DESCRIPTION OF THE TASK ▸ In the entries that follow, how many lines contain "color"? Answer with the number only.

MATERIAL FOR THIS TASK ▸

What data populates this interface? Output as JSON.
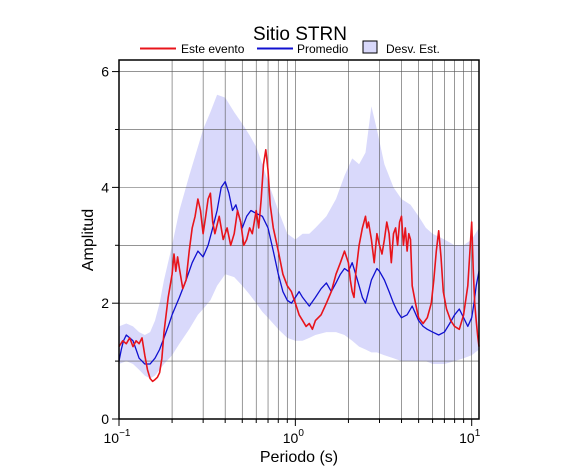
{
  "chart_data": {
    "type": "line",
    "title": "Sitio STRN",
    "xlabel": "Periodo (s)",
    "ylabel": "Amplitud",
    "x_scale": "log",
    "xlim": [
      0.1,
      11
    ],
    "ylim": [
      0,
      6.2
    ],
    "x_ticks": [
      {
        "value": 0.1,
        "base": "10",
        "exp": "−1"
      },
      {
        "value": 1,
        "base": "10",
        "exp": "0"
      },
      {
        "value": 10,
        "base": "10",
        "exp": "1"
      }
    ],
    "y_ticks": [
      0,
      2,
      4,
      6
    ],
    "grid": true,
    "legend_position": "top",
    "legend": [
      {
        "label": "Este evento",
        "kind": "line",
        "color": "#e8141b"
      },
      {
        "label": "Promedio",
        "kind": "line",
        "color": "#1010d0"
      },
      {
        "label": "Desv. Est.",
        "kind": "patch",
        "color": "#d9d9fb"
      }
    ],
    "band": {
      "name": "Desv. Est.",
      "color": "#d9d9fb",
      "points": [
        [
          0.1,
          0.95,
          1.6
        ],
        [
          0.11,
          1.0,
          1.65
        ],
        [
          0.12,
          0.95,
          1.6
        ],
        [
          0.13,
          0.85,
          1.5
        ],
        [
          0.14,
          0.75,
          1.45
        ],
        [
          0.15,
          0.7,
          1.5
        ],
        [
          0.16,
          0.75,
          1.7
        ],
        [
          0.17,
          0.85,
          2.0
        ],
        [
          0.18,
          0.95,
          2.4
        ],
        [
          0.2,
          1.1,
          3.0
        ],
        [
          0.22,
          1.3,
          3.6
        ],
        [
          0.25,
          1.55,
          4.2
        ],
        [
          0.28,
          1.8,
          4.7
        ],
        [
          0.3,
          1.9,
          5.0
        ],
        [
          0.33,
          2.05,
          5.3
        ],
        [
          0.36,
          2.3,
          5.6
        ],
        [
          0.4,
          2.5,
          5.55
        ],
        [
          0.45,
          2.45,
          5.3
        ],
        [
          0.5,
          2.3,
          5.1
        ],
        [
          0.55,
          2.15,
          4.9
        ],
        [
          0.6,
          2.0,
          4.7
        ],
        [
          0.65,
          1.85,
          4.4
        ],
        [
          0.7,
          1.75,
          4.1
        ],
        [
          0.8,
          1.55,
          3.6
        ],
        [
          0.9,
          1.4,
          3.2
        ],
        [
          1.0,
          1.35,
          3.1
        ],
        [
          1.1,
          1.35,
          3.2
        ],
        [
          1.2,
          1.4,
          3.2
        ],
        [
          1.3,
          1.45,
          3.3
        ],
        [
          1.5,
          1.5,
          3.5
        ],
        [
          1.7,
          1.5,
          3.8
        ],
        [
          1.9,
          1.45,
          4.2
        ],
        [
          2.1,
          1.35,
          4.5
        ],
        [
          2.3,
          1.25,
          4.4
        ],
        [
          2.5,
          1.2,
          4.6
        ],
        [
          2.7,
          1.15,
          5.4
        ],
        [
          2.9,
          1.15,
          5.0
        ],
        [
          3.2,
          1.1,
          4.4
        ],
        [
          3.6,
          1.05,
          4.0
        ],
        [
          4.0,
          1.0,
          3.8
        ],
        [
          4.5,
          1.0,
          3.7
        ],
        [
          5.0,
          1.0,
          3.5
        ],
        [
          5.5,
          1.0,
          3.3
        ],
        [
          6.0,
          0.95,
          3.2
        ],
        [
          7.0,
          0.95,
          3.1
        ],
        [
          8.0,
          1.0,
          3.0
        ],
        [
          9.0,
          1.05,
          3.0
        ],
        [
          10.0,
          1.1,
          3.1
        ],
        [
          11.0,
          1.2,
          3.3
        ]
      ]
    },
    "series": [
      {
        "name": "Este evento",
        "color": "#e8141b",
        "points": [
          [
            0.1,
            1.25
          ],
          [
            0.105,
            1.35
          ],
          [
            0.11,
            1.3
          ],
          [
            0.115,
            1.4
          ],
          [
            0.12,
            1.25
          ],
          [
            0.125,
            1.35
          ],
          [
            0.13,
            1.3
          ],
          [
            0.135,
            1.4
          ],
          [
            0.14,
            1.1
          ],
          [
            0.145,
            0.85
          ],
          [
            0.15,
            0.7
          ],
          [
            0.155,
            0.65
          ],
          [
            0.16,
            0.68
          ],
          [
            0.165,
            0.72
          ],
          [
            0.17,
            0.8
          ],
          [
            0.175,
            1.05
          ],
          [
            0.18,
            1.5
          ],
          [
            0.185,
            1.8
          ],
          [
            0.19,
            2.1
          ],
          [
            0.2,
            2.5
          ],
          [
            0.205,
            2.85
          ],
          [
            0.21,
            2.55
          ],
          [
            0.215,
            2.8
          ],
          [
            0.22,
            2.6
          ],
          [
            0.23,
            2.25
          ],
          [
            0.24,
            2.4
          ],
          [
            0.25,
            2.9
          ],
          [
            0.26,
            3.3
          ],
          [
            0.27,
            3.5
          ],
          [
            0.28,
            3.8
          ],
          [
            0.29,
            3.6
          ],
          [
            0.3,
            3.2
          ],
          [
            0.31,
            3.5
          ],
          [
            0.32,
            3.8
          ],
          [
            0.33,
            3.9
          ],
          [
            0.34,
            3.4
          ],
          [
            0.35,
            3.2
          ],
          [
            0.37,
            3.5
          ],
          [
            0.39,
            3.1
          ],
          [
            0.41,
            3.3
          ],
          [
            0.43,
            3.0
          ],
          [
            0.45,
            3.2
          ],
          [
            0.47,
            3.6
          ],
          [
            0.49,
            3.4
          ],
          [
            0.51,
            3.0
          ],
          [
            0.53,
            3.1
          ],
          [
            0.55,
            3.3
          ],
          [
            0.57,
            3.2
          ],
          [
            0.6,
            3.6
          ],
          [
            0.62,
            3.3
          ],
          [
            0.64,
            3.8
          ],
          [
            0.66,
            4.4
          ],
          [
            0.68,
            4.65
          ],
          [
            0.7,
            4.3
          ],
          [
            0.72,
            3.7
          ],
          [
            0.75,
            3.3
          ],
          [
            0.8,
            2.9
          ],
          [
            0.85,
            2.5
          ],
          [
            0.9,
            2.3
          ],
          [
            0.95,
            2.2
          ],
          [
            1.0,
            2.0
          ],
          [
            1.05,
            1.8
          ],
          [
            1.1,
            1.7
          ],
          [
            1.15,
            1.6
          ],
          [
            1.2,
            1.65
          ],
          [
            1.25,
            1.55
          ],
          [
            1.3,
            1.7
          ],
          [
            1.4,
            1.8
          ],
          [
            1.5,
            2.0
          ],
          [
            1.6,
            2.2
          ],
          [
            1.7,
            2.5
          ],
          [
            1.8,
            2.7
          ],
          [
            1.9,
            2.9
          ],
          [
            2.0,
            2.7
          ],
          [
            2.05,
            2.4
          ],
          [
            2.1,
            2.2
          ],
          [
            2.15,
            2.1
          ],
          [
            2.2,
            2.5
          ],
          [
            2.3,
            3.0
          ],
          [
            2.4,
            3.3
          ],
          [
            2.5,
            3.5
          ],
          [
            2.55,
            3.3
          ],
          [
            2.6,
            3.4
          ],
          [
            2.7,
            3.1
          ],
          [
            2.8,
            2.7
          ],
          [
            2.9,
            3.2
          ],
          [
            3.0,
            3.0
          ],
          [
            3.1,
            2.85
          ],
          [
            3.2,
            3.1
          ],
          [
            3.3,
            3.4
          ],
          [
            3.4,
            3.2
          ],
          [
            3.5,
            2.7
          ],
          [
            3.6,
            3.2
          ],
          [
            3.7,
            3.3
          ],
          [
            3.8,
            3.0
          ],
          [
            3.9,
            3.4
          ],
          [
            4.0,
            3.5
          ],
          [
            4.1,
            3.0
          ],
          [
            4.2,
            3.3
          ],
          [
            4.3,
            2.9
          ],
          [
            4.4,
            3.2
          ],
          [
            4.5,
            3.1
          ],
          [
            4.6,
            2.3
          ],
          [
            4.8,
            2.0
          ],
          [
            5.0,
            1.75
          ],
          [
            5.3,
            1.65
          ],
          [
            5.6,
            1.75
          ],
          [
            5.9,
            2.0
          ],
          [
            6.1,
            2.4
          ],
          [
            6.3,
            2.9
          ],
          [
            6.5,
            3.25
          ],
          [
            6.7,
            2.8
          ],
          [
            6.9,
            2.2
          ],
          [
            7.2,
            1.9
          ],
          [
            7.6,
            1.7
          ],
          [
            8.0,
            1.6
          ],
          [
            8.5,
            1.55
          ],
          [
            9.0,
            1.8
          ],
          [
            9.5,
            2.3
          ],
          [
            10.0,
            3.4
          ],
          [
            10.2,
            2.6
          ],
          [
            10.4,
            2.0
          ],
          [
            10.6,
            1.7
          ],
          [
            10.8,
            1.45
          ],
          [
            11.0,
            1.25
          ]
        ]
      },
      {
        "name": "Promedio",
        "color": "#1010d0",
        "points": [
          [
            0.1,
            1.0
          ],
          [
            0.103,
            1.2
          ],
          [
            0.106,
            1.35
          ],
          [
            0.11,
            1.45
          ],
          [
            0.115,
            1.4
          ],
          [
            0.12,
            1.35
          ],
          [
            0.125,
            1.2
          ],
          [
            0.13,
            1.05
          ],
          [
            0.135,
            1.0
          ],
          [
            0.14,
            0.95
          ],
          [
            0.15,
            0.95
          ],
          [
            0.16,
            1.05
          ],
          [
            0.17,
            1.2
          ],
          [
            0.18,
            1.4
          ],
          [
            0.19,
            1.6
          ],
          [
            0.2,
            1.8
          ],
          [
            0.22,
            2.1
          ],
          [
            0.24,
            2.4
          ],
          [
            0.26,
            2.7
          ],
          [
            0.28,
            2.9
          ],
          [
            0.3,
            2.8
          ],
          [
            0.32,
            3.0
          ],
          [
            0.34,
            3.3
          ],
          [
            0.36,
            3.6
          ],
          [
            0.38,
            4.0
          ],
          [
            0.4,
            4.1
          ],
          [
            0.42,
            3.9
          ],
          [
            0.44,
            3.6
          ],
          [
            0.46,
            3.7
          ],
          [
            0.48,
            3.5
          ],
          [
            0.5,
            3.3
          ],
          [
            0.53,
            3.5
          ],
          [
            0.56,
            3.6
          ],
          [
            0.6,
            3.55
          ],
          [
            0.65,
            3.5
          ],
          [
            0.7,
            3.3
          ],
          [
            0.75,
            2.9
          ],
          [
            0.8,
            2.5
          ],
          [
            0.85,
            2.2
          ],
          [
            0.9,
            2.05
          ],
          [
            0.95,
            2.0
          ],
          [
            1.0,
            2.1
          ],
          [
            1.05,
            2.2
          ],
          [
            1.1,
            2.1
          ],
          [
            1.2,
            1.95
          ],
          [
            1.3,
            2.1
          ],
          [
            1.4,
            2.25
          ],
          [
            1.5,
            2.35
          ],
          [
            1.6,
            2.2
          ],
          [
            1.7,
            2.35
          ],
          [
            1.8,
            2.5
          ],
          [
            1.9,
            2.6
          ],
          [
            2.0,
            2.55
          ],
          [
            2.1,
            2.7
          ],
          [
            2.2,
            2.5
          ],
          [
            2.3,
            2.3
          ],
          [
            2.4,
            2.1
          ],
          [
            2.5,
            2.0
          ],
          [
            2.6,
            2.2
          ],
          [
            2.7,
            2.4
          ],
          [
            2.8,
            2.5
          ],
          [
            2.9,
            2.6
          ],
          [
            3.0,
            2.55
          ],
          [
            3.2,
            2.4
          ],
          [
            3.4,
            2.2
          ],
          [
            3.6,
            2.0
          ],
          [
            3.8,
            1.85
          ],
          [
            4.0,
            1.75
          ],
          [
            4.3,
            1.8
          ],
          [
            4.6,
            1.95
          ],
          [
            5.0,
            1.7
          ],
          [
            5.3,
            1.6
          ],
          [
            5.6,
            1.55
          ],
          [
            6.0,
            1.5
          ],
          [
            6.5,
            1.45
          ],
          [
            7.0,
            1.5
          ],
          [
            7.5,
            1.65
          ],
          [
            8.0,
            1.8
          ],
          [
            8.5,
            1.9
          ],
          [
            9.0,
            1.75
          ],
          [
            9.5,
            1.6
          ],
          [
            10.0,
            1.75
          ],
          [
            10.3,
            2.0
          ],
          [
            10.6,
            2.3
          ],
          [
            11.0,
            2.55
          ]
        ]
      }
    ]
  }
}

FINAL ANSWER ▸ 6